SHORT EXERCISE
Copy out each line that mentions the word "marker".

Entries from a dataset
-.-.-

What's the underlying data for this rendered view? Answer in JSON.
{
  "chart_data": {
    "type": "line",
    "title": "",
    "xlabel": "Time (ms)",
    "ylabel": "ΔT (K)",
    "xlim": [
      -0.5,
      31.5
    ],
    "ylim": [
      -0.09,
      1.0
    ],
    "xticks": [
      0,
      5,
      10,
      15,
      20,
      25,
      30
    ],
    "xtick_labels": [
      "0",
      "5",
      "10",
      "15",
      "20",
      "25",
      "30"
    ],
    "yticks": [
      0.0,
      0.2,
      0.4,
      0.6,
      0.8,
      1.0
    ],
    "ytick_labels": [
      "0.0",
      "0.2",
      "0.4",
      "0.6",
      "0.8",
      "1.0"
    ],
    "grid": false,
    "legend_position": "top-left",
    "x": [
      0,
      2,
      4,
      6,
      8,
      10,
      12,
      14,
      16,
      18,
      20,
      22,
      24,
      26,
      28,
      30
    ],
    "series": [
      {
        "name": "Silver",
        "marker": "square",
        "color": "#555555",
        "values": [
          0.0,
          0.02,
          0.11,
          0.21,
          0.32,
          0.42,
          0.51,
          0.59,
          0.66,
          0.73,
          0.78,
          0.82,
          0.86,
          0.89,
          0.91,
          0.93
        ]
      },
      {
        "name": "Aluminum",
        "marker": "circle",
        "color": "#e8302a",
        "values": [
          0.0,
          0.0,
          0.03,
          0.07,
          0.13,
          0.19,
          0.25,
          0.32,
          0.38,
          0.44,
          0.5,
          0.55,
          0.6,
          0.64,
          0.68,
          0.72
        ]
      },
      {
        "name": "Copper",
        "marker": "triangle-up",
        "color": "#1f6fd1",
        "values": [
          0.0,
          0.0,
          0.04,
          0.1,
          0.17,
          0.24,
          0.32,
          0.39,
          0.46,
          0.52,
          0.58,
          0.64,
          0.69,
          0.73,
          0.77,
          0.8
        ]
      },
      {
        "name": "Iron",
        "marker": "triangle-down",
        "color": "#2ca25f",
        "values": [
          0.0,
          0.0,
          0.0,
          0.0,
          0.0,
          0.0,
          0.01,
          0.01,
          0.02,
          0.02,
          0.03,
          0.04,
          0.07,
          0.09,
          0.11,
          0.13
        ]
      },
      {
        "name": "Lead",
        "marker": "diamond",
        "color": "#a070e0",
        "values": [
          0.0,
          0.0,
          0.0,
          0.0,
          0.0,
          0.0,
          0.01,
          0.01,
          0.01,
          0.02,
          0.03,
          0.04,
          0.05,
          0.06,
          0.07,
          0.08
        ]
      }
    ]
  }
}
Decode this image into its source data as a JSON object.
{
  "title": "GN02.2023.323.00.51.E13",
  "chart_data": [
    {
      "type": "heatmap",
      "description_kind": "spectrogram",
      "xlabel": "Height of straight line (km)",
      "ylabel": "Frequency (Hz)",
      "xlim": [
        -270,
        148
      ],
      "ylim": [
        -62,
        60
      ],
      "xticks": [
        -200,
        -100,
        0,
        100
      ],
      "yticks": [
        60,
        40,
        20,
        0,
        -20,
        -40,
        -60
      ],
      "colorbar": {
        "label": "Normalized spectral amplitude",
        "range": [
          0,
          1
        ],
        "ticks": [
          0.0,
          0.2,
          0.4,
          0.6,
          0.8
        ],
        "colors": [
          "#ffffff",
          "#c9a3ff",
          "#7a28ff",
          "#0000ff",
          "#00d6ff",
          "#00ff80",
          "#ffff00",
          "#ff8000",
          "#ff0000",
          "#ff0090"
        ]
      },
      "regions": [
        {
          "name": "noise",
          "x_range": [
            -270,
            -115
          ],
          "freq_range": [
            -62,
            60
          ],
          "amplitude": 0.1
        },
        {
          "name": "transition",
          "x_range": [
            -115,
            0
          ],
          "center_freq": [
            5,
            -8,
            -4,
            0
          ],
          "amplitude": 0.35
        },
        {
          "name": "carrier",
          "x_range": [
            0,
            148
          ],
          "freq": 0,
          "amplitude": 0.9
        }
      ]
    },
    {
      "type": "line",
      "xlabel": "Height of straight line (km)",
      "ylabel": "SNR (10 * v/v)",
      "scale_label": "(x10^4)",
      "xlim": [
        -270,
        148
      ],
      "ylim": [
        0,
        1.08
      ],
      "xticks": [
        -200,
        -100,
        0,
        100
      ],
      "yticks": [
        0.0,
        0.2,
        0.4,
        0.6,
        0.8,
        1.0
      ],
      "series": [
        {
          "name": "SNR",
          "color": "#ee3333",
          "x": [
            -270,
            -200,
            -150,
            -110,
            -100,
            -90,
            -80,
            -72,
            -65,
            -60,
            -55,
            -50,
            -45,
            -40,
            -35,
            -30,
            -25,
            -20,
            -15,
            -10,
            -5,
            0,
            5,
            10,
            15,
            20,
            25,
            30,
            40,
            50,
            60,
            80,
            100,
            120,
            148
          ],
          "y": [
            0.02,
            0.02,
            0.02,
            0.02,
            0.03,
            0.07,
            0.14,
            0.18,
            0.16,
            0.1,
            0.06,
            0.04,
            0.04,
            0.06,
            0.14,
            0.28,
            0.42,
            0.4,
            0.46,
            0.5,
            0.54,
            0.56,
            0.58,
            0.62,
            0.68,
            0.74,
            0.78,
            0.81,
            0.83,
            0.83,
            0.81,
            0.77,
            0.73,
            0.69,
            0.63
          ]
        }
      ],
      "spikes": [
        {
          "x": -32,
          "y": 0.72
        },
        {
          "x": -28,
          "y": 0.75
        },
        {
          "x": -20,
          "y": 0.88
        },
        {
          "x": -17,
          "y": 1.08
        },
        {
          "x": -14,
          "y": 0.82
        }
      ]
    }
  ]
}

-.-.-

WORKED SOLUTION
        "marker": "square",
        "marker": "circle",
        "marker": "triangle-up",
        "marker": "triangle-down",
        "marker": "diamond",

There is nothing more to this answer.